> **GOAL**:
Give every entry again, unchanged, and leave its images out.

══ SUPPLIED RECORDS ══

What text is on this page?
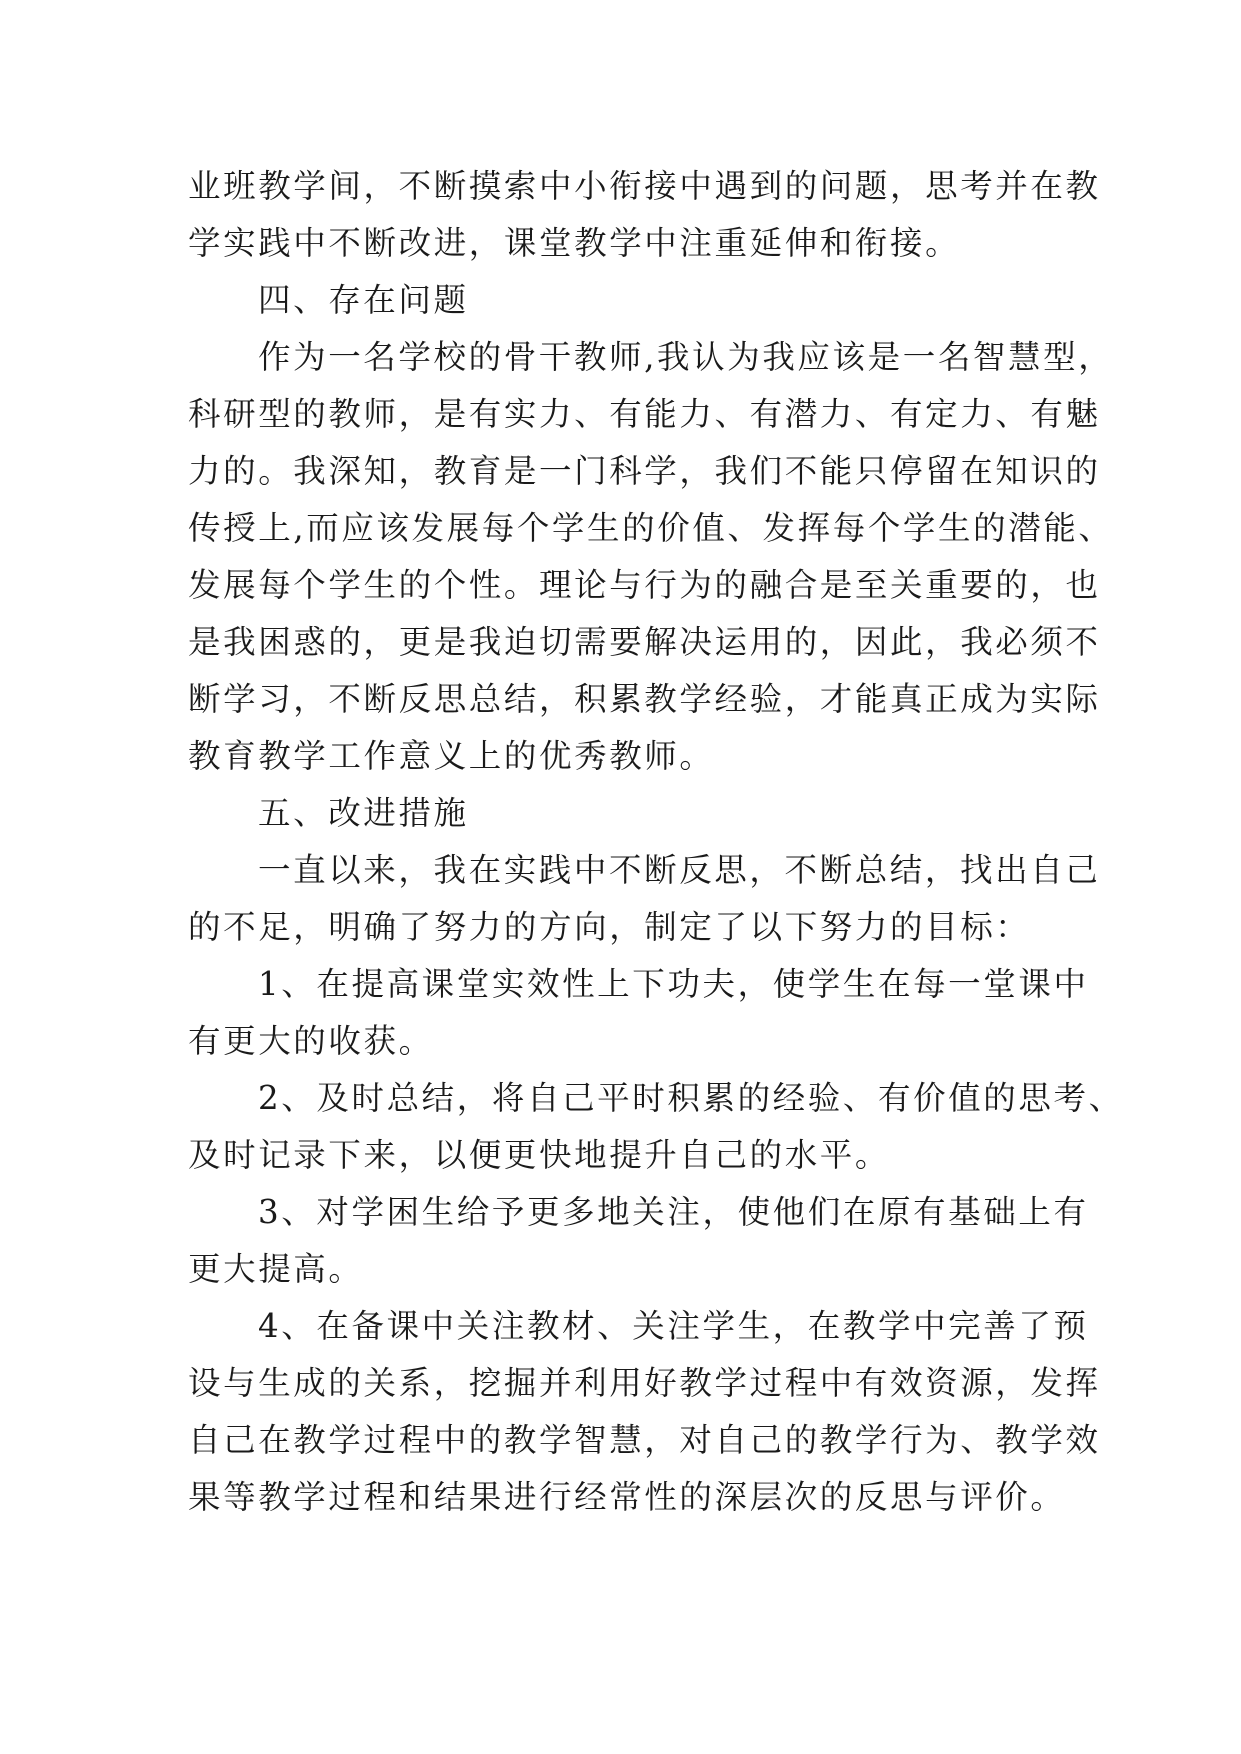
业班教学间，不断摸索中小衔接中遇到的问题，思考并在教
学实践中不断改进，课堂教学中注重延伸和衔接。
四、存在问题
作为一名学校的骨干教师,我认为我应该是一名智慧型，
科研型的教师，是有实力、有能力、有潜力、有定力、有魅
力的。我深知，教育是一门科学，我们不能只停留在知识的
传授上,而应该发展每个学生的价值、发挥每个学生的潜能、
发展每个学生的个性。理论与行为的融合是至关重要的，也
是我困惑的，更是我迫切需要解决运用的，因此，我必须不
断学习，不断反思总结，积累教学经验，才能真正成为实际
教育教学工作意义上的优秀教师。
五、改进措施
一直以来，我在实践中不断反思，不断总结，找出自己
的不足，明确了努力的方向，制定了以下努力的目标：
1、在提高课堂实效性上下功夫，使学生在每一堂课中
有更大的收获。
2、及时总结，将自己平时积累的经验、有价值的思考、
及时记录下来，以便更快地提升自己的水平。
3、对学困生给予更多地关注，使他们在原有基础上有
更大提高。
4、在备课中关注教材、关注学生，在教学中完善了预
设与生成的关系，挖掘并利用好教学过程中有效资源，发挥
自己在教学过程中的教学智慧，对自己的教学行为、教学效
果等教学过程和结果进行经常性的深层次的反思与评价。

═══

> **SOLUTION TO THIS EXERCISE**:
What text is on this page?
业班教学间，不断摸索中小衔接中遇到的问题，思考并在教
学实践中不断改进，课堂教学中注重延伸和衔接。
四、存在问题
作为一名学校的骨干教师,我认为我应该是一名智慧型，
科研型的教师，是有实力、有能力、有潜力、有定力、有魅
力的。我深知，教育是一门科学，我们不能只停留在知识的
传授上,而应该发展每个学生的价值、发挥每个学生的潜能、
发展每个学生的个性。理论与行为的融合是至关重要的，也
是我困惑的，更是我迫切需要解决运用的，因此，我必须不
断学习，不断反思总结，积累教学经验，才能真正成为实际
教育教学工作意义上的优秀教师。
五、改进措施
一直以来，我在实践中不断反思，不断总结，找出自己
的不足，明确了努力的方向，制定了以下努力的目标：
1、在提高课堂实效性上下功夫，使学生在每一堂课中
有更大的收获。
2、及时总结，将自己平时积累的经验、有价值的思考、
及时记录下来，以便更快地提升自己的水平。
3、对学困生给予更多地关注，使他们在原有基础上有
更大提高。
4、在备课中关注教材、关注学生，在教学中完善了预
设与生成的关系，挖掘并利用好教学过程中有效资源，发挥
自己在教学过程中的教学智慧，对自己的教学行为、教学效
果等教学过程和结果进行经常性的深层次的反思与评价。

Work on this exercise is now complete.